SET TASK
Reproduce the listing verbatim.

──────────

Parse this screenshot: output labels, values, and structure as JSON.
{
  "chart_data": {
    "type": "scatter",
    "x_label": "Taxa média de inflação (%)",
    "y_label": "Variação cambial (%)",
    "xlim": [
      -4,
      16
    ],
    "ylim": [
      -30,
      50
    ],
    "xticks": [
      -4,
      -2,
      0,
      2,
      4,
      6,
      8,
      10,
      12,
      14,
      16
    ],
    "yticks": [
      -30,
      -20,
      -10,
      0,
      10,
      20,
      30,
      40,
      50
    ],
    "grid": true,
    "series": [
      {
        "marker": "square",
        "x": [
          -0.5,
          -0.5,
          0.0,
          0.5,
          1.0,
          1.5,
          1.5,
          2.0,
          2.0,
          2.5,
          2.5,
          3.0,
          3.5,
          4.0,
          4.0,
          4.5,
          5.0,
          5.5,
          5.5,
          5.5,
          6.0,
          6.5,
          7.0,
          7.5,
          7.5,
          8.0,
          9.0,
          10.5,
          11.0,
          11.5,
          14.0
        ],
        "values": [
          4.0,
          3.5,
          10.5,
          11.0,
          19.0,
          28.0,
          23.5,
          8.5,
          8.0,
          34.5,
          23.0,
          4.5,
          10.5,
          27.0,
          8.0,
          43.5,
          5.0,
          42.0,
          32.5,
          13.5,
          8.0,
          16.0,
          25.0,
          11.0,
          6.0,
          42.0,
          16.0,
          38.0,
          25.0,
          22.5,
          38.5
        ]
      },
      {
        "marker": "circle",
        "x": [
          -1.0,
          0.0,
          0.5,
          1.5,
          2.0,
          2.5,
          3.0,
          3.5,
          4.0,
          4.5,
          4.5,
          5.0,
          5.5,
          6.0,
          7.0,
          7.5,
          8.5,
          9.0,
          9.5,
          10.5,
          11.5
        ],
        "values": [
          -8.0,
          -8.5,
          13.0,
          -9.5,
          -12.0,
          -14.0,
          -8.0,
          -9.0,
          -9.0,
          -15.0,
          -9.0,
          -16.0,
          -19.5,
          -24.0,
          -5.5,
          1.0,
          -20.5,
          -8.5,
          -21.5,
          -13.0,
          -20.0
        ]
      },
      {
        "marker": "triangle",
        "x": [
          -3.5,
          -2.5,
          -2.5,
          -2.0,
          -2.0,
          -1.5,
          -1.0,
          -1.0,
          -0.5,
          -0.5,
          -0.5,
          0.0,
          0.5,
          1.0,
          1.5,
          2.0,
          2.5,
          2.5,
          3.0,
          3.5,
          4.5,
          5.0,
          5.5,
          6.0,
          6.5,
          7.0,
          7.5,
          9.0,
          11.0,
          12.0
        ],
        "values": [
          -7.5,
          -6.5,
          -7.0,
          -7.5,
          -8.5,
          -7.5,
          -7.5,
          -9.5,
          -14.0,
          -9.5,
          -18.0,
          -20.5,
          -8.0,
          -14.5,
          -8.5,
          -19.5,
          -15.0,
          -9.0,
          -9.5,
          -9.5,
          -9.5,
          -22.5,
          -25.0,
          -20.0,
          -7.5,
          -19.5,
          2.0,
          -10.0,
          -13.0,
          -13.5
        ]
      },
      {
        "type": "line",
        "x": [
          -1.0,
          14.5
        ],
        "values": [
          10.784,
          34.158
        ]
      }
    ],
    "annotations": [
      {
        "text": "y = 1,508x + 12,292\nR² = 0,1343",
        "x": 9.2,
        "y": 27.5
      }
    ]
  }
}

──────────

RESPONSE BELOW
Parse this screenshot: output labels, values, and structure as JSON.
{
  "chart_data": {
    "type": "scatter",
    "x_label": "Taxa média de inflação (%)",
    "y_label": "Variação cambial (%)",
    "xlim": [
      -4,
      16
    ],
    "ylim": [
      -30,
      50
    ],
    "xticks": [
      -4,
      -2,
      0,
      2,
      4,
      6,
      8,
      10,
      12,
      14,
      16
    ],
    "yticks": [
      -30,
      -20,
      -10,
      0,
      10,
      20,
      30,
      40,
      50
    ],
    "grid": true,
    "series": [
      {
        "marker": "square",
        "x": [
          -0.5,
          -0.5,
          0.0,
          0.5,
          1.0,
          1.5,
          1.5,
          2.0,
          2.0,
          2.5,
          2.5,
          3.0,
          3.5,
          4.0,
          4.0,
          4.5,
          5.0,
          5.5,
          5.5,
          5.5,
          6.0,
          6.5,
          7.0,
          7.5,
          7.5,
          8.0,
          9.0,
          10.5,
          11.0,
          11.5,
          14.0
        ],
        "values": [
          4.0,
          3.5,
          10.5,
          11.0,
          19.0,
          28.0,
          23.5,
          8.5,
          8.0,
          34.5,
          23.0,
          4.5,
          10.5,
          27.0,
          8.0,
          43.5,
          5.0,
          42.0,
          32.5,
          13.5,
          8.0,
          16.0,
          25.0,
          11.0,
          6.0,
          42.0,
          16.0,
          38.0,
          25.0,
          22.5,
          38.5
        ]
      },
      {
        "marker": "circle",
        "x": [
          -1.0,
          0.0,
          0.5,
          1.5,
          2.0,
          2.5,
          3.0,
          3.5,
          4.0,
          4.5,
          4.5,
          5.0,
          5.5,
          6.0,
          7.0,
          7.5,
          8.5,
          9.0,
          9.5,
          10.5,
          11.5
        ],
        "values": [
          -8.0,
          -8.5,
          13.0,
          -9.5,
          -12.0,
          -14.0,
          -8.0,
          -9.0,
          -9.0,
          -15.0,
          -9.0,
          -16.0,
          -19.5,
          -24.0,
          -5.5,
          1.0,
          -20.5,
          -8.5,
          -21.5,
          -13.0,
          -20.0
        ]
      },
      {
        "marker": "triangle",
        "x": [
          -3.5,
          -2.5,
          -2.5,
          -2.0,
          -2.0,
          -1.5,
          -1.0,
          -1.0,
          -0.5,
          -0.5,
          -0.5,
          0.0,
          0.5,
          1.0,
          1.5,
          2.0,
          2.5,
          2.5,
          3.0,
          3.5,
          4.5,
          5.0,
          5.5,
          6.0,
          6.5,
          7.0,
          7.5,
          9.0,
          11.0,
          12.0
        ],
        "values": [
          -7.5,
          -6.5,
          -7.0,
          -7.5,
          -8.5,
          -7.5,
          -7.5,
          -9.5,
          -14.0,
          -9.5,
          -18.0,
          -20.5,
          -8.0,
          -14.5,
          -8.5,
          -19.5,
          -15.0,
          -9.0,
          -9.5,
          -9.5,
          -9.5,
          -22.5,
          -25.0,
          -20.0,
          -7.5,
          -19.5,
          2.0,
          -10.0,
          -13.0,
          -13.5
        ]
      },
      {
        "type": "line",
        "x": [
          -1.0,
          14.5
        ],
        "values": [
          10.784,
          34.158
        ]
      }
    ],
    "annotations": [
      {
        "text": "y = 1,508x + 12,292\nR² = 0,1343",
        "x": 9.2,
        "y": 27.5
      }
    ]
  }
}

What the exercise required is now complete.